## BEGIN Data in this exercise

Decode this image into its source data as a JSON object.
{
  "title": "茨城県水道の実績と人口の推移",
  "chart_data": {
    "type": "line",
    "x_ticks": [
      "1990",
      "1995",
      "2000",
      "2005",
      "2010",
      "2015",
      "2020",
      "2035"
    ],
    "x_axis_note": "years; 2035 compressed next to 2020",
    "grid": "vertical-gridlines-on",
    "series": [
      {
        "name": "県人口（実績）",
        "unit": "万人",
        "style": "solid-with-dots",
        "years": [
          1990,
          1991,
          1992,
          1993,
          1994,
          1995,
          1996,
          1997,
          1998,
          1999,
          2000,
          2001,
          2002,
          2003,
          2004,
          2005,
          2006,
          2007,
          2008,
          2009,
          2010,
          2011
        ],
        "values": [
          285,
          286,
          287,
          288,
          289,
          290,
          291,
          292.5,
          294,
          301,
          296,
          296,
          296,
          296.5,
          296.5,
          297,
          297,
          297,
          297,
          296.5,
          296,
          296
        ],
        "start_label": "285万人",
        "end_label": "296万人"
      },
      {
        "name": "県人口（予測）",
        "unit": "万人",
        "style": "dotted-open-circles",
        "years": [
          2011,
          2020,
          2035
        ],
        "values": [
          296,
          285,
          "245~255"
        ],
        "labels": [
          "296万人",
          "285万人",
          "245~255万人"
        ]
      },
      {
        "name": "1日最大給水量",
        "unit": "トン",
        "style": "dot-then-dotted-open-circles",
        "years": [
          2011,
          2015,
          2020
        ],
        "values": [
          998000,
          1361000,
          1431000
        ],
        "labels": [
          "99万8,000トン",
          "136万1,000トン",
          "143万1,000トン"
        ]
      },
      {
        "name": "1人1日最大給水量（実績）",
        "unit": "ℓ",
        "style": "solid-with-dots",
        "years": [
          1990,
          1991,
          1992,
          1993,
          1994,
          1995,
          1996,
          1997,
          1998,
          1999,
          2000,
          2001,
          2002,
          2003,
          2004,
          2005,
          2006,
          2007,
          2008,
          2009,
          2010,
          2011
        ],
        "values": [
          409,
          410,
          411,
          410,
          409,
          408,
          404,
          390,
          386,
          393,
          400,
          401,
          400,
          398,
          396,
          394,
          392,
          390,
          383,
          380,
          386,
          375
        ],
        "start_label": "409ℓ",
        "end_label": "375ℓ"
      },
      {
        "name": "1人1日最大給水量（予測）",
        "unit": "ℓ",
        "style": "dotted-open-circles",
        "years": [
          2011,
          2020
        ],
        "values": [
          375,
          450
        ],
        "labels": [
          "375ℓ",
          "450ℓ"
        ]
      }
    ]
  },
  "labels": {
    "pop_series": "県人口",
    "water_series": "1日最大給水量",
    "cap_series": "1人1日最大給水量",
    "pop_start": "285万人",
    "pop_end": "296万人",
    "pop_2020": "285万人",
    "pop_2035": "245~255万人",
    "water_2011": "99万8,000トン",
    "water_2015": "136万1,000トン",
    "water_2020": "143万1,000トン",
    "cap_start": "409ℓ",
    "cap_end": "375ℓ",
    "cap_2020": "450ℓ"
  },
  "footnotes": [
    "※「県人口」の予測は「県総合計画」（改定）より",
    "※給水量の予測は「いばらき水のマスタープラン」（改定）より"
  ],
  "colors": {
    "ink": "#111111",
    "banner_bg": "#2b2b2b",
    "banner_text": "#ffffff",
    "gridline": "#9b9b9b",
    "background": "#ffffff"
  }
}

## END Data in this exercise

• [Directions]
Check each line above for the string "name" and show the ones that have it.

• [Solution to this exercise]
        "name": "県人口（実績）",
        "name": "県人口（予測）",
        "name": "1日最大給水量",
        "name": "1人1日最大給水量（実績）",
        "name": "1人1日最大給水量（予測）",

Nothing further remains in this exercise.